WHAT IS BEING ASKED:
From the material below, extract the lines starting with the line containing "slider-tick: [669, 396, 670, 402]" and continuing through the line containing "chevron-down-icon: [496, 88, 510, 95]", both included, and reproduce them verbatim.
--- Start of SUPPLIED MATERIAL ---
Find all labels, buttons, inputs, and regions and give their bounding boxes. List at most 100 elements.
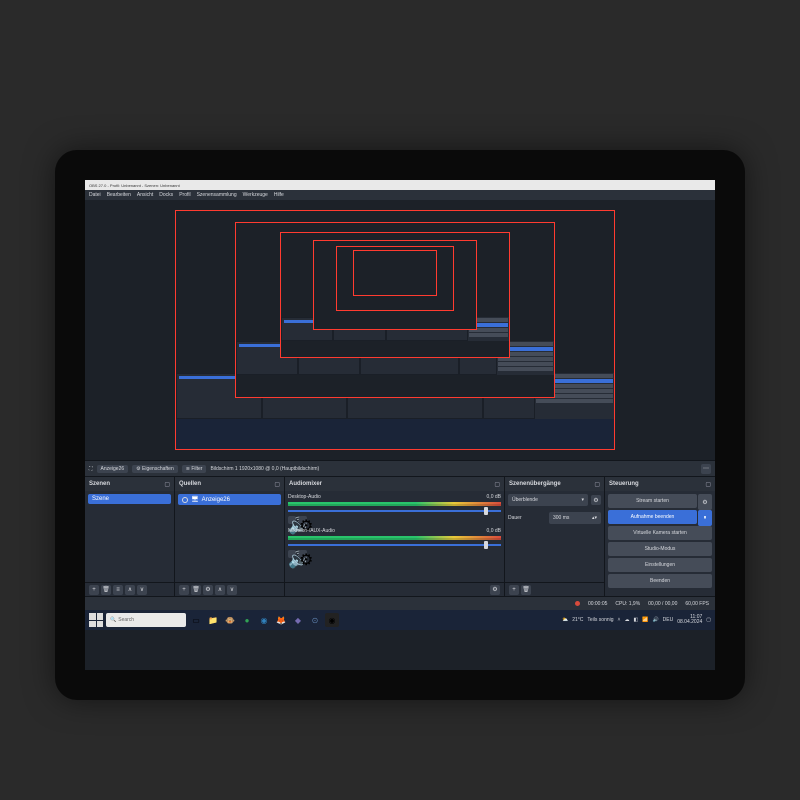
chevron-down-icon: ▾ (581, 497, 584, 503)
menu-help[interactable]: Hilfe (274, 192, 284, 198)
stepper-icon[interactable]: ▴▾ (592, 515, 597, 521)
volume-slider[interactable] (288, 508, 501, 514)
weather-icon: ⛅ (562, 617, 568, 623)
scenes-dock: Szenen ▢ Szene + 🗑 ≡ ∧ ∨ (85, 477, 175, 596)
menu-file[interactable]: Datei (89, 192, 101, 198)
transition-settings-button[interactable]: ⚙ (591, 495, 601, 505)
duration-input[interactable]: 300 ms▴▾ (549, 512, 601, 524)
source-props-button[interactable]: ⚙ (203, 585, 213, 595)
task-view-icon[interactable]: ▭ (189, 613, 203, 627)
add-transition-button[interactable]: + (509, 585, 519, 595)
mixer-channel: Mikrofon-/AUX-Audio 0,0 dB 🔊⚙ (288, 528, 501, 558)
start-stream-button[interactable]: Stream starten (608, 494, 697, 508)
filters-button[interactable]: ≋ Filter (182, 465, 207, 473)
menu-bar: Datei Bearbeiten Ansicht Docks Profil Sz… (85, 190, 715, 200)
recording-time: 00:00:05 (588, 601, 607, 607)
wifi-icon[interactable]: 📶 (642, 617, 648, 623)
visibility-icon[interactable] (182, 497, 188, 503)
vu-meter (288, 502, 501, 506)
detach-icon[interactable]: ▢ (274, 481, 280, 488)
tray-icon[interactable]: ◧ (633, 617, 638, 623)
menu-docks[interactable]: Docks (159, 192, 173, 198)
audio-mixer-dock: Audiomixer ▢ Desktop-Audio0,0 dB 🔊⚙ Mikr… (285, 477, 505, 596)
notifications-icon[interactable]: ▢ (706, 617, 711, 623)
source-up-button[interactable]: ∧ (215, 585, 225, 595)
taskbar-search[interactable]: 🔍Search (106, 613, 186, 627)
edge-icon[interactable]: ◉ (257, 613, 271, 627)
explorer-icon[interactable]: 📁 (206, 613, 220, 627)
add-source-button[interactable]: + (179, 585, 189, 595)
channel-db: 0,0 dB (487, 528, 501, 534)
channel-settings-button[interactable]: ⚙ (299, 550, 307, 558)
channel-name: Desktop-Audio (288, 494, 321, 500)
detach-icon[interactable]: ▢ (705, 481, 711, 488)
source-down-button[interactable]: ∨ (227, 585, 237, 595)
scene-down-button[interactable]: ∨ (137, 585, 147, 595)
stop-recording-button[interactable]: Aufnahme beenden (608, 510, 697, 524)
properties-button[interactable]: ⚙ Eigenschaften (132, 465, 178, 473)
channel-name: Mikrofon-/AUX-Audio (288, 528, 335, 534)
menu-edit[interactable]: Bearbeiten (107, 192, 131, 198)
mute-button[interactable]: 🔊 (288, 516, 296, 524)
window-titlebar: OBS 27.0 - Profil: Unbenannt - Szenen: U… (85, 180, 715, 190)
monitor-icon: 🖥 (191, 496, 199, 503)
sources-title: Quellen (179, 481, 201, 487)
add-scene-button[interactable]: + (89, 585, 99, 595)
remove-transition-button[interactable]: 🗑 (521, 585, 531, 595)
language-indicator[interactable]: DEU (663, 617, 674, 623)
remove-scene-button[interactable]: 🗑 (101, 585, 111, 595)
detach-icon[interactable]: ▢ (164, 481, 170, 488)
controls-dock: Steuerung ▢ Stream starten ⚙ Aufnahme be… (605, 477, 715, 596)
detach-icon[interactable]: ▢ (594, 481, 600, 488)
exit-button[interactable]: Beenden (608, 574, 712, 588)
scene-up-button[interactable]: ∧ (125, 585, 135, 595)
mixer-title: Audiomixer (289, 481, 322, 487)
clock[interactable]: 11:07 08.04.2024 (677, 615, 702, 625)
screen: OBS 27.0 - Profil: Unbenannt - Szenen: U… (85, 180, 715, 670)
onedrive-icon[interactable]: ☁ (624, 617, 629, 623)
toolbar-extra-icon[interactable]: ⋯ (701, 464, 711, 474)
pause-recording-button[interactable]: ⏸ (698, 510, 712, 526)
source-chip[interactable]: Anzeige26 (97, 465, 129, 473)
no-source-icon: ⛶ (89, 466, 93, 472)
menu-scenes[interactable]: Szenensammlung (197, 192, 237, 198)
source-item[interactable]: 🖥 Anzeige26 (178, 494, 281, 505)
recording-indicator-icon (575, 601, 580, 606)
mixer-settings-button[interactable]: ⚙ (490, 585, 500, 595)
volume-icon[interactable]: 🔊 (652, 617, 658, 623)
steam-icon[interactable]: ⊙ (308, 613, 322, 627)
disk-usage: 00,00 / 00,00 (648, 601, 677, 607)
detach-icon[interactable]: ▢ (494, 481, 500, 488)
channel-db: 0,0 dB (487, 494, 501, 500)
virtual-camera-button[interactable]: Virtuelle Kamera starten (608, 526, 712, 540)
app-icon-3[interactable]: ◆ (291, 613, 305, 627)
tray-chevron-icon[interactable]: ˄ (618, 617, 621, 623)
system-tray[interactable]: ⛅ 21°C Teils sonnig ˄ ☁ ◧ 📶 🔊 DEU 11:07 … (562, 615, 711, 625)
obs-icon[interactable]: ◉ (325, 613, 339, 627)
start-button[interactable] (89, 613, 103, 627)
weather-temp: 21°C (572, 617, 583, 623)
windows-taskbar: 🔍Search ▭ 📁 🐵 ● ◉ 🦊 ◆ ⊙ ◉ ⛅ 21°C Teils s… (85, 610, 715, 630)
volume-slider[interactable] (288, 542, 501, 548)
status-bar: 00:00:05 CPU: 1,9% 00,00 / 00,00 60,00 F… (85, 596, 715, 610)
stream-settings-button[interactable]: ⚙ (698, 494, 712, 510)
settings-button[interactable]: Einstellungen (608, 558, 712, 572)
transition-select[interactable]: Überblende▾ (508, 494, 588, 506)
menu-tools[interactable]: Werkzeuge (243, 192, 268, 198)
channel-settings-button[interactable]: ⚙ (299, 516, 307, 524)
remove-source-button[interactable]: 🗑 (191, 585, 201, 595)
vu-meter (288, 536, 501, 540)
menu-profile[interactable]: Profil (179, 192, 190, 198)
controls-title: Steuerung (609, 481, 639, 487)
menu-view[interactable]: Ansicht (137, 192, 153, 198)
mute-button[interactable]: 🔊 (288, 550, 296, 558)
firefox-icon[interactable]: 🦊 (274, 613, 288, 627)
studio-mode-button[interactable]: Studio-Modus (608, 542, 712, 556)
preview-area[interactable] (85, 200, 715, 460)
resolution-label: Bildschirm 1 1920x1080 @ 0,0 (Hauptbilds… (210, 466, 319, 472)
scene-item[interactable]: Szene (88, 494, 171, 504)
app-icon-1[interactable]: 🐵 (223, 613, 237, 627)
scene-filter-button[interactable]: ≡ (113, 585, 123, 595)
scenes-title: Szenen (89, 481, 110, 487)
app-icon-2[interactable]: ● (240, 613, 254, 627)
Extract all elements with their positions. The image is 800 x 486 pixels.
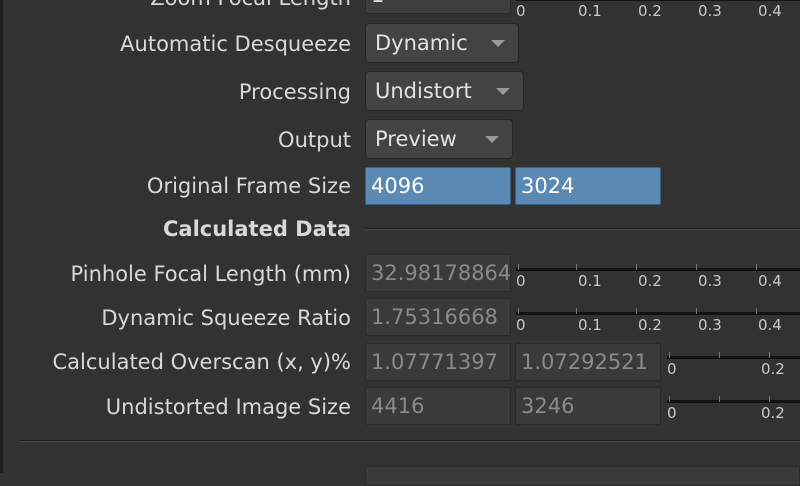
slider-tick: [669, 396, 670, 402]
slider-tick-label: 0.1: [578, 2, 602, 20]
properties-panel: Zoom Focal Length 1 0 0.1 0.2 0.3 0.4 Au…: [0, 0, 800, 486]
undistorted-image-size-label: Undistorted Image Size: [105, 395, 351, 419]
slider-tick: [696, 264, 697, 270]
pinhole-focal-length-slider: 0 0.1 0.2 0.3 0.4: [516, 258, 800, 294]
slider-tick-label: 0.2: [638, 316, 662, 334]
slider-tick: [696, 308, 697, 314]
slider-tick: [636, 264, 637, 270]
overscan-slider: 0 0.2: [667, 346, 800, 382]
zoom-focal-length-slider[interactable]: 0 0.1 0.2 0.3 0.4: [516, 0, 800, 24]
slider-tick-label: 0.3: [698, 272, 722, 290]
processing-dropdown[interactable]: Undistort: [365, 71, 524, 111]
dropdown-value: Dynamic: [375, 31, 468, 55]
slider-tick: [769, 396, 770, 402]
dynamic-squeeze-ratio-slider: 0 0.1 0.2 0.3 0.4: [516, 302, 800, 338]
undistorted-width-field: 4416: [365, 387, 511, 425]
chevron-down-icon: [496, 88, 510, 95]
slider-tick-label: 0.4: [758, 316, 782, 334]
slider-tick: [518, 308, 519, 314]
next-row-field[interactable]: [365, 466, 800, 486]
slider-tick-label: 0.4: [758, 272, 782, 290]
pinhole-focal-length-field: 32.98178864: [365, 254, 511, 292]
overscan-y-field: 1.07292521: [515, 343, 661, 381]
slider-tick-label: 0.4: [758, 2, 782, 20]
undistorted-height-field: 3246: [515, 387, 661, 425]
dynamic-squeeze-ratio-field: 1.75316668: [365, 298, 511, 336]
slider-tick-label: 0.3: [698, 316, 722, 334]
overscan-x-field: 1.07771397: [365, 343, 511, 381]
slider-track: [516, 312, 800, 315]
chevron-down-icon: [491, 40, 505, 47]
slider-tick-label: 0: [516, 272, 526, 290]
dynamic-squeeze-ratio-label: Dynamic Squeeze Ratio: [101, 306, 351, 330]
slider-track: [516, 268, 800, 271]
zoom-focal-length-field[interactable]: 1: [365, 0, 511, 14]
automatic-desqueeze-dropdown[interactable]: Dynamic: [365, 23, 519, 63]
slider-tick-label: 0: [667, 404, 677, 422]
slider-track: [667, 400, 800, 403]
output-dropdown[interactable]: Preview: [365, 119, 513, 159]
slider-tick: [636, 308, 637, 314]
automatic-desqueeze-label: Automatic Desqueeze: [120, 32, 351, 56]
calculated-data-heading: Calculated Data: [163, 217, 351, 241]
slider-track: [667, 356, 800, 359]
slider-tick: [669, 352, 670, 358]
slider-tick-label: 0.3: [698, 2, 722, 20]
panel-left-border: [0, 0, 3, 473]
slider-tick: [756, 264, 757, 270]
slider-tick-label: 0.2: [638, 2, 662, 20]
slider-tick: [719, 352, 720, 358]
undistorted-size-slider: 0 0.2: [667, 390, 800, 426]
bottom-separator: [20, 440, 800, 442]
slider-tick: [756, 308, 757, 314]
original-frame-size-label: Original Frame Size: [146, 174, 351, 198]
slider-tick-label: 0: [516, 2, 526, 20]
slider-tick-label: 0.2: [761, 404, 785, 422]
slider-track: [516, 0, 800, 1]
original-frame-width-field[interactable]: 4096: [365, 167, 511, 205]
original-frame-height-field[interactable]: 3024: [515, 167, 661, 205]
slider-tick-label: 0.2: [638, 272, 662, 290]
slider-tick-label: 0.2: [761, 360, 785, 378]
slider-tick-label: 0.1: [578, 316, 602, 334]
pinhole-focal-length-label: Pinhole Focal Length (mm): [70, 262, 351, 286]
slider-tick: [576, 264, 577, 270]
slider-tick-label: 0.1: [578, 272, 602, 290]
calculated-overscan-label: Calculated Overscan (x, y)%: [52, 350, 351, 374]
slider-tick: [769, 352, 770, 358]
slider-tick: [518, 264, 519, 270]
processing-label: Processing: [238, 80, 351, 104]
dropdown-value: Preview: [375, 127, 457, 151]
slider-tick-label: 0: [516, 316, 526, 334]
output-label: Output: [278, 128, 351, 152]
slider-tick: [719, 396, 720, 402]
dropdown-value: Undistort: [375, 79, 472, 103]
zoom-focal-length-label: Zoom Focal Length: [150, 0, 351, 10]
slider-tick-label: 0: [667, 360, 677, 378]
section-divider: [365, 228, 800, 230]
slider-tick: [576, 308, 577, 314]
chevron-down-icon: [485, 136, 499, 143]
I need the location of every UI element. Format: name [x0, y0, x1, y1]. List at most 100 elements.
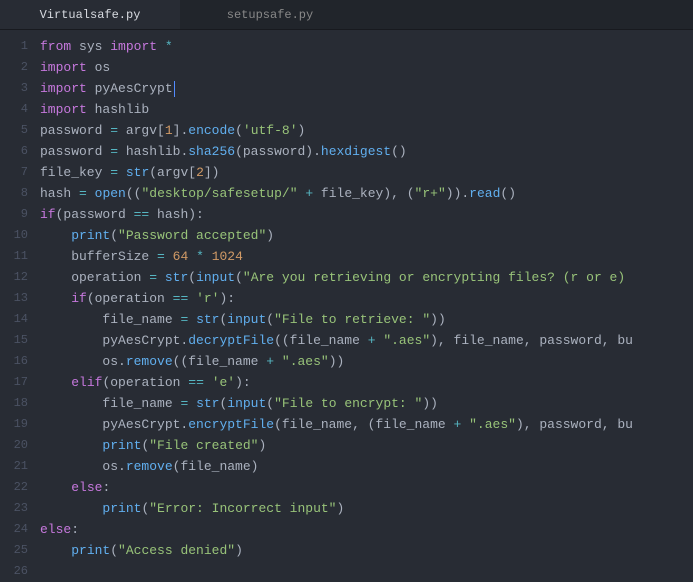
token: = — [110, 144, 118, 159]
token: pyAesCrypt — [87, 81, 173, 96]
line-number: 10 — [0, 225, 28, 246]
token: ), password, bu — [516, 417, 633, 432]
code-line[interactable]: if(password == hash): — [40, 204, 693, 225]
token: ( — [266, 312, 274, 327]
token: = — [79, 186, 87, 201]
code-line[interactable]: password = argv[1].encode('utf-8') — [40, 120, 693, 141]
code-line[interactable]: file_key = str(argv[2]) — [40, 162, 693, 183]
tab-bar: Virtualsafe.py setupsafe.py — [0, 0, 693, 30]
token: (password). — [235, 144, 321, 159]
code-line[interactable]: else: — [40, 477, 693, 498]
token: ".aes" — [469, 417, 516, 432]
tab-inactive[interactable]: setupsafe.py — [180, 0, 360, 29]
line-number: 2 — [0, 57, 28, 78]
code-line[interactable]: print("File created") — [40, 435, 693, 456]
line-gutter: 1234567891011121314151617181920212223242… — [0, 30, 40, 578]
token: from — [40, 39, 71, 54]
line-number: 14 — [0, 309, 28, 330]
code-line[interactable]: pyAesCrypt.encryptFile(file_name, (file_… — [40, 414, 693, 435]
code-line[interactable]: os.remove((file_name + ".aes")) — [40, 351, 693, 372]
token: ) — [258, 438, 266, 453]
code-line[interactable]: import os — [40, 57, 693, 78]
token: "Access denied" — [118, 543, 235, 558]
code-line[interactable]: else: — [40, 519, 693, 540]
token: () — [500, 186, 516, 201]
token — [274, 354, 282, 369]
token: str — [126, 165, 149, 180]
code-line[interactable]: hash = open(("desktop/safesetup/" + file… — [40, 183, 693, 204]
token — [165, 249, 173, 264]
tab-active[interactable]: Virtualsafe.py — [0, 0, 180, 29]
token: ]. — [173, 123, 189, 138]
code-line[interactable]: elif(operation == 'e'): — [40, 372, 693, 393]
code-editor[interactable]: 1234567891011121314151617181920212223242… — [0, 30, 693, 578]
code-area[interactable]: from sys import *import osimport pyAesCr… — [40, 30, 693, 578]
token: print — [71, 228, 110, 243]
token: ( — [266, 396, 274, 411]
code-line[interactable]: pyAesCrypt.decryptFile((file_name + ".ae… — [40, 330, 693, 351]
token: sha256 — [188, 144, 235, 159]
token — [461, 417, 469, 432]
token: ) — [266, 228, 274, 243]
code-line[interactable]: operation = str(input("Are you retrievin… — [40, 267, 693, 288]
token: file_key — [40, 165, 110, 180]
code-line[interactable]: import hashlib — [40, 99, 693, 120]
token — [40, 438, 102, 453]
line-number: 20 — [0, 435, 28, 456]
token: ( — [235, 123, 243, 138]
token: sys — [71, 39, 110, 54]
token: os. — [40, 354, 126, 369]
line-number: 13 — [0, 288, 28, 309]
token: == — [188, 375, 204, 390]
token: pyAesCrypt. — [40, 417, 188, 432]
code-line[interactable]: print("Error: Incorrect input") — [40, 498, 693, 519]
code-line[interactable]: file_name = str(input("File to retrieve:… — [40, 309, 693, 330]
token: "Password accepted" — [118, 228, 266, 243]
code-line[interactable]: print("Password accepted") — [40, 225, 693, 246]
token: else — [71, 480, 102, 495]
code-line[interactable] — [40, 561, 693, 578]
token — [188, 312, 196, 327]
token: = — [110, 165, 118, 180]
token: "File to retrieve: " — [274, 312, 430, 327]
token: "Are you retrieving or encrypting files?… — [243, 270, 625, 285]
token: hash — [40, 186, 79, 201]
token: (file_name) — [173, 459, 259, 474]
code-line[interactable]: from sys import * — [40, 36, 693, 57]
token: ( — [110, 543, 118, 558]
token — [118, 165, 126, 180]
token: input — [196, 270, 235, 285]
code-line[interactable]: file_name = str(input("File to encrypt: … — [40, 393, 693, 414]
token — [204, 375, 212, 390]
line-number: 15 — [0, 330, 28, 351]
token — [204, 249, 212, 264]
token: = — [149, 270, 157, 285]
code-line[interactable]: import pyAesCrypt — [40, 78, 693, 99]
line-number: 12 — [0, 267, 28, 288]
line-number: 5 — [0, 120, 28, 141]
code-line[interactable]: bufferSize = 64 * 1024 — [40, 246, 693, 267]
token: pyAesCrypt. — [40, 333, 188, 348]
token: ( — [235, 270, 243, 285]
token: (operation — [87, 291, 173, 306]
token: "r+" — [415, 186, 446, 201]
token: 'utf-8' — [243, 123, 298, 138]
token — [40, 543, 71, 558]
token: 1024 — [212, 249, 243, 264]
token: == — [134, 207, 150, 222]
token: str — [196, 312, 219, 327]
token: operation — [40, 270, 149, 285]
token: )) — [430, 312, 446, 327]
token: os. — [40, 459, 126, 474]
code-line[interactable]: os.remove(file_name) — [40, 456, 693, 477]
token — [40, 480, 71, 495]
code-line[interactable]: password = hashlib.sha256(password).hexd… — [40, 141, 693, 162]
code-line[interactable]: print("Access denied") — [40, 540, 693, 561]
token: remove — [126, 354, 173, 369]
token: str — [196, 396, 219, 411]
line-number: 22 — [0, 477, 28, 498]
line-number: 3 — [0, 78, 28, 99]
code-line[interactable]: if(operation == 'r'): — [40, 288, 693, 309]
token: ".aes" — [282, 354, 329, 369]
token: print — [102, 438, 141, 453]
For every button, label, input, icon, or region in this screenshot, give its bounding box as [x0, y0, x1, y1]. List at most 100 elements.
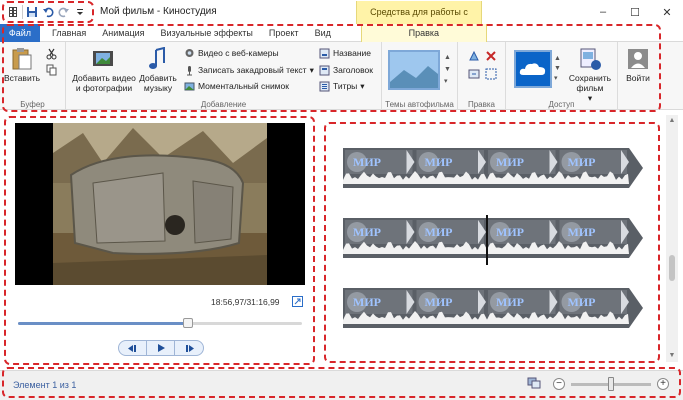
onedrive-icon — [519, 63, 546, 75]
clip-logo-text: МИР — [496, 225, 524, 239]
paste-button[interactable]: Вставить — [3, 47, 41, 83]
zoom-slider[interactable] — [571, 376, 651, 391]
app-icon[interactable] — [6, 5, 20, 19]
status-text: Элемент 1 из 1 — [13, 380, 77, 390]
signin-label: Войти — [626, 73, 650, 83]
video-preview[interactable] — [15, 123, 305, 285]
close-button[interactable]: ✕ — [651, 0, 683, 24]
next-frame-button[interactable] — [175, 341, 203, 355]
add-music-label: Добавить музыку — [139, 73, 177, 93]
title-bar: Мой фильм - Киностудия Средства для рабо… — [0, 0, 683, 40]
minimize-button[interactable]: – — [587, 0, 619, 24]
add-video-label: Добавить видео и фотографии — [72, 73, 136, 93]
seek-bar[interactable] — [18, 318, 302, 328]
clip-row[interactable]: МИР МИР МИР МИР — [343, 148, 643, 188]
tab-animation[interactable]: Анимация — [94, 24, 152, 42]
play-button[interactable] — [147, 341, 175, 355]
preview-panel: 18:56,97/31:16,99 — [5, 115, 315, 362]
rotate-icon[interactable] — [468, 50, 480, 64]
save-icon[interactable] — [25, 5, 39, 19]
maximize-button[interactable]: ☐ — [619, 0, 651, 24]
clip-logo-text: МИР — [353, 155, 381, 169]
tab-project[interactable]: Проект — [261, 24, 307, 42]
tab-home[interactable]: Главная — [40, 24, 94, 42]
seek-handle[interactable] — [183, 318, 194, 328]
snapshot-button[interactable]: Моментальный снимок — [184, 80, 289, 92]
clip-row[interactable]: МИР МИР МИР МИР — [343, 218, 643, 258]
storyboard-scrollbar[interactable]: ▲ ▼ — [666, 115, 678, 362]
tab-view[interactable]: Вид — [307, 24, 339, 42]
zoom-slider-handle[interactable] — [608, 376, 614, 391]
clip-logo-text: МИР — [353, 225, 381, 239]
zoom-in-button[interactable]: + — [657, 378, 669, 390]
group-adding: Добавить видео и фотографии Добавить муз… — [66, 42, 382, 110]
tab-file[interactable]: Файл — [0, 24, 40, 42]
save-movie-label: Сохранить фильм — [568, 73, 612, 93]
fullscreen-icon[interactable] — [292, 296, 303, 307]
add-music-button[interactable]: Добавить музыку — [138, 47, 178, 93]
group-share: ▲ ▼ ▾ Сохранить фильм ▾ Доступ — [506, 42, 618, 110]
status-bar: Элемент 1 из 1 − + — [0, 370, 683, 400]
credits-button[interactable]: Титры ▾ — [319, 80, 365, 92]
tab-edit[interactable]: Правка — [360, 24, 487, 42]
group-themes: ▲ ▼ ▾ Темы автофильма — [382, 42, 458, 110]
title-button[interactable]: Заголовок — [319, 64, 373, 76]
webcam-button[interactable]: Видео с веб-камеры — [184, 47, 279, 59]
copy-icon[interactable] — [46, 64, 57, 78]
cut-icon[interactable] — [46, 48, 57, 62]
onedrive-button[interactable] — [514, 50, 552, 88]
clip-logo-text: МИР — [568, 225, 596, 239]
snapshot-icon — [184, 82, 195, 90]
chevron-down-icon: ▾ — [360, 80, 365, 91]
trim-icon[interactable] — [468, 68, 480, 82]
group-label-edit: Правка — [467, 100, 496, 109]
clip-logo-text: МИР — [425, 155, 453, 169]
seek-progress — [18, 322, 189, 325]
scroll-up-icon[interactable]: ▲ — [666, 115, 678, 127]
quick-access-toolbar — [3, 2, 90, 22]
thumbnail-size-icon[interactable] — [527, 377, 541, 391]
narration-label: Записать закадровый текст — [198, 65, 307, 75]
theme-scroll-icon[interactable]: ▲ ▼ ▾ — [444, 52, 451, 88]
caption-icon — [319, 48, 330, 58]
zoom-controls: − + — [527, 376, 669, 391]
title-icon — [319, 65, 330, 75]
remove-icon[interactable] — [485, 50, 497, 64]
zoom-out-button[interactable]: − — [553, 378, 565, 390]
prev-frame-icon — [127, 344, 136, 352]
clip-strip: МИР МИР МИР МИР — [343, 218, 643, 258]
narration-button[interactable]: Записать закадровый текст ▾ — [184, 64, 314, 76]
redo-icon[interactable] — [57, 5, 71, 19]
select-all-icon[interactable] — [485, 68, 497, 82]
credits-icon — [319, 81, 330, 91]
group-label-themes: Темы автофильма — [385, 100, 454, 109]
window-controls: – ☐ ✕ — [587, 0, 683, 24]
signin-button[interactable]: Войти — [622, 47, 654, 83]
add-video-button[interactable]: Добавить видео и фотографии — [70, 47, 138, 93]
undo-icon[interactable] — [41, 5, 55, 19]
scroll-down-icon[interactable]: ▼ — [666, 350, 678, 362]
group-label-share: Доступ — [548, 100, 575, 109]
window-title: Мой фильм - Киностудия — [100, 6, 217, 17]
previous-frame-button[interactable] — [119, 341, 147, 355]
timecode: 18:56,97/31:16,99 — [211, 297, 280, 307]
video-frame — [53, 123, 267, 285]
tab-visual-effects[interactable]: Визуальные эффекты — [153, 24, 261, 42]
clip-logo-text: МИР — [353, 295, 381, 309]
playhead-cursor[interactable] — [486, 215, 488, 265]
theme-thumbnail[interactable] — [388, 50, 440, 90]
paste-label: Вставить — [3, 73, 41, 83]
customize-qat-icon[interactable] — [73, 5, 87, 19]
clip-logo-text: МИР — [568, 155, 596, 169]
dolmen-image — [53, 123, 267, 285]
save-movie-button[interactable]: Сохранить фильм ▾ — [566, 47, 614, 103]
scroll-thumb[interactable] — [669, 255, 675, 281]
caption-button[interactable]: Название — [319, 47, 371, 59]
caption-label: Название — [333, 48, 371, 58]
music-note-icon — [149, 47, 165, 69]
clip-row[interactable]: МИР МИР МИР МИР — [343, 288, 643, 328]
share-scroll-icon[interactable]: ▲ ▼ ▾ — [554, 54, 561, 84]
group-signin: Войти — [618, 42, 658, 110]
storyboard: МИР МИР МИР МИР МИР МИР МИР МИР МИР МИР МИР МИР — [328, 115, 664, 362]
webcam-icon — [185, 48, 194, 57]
--- End of SUPPLIED MATERIAL ---
WRITTEN SOLUTION:
slider-tick: [669, 396, 670, 402]
slider-tick-label: 0.1: [578, 2, 602, 20]
properties-panel: Zoom Focal Length 1 0 0.1 0.2 0.3 0.4 Au…: [0, 0, 800, 486]
undistorted-image-size-label: Undistorted Image Size: [105, 395, 351, 419]
slider-tick: [696, 264, 697, 270]
pinhole-focal-length-slider: 0 0.1 0.2 0.3 0.4: [516, 258, 800, 294]
slider-tick-label: 0.2: [638, 316, 662, 334]
slider-tick: [696, 308, 697, 314]
slider-tick: [636, 264, 637, 270]
overscan-slider: 0 0.2: [667, 346, 800, 382]
zoom-focal-length-slider[interactable]: 0 0.1 0.2 0.3 0.4: [516, 0, 800, 24]
slider-tick-label: 0.3: [698, 272, 722, 290]
processing-dropdown[interactable]: Undistort: [365, 71, 524, 111]
dropdown-value: Dynamic: [375, 31, 468, 55]
slider-tick: [769, 396, 770, 402]
dynamic-squeeze-ratio-slider: 0 0.1 0.2 0.3 0.4: [516, 302, 800, 338]
undistorted-width-field: 4416: [365, 387, 511, 425]
chevron-down-icon: [496, 88, 510, 95]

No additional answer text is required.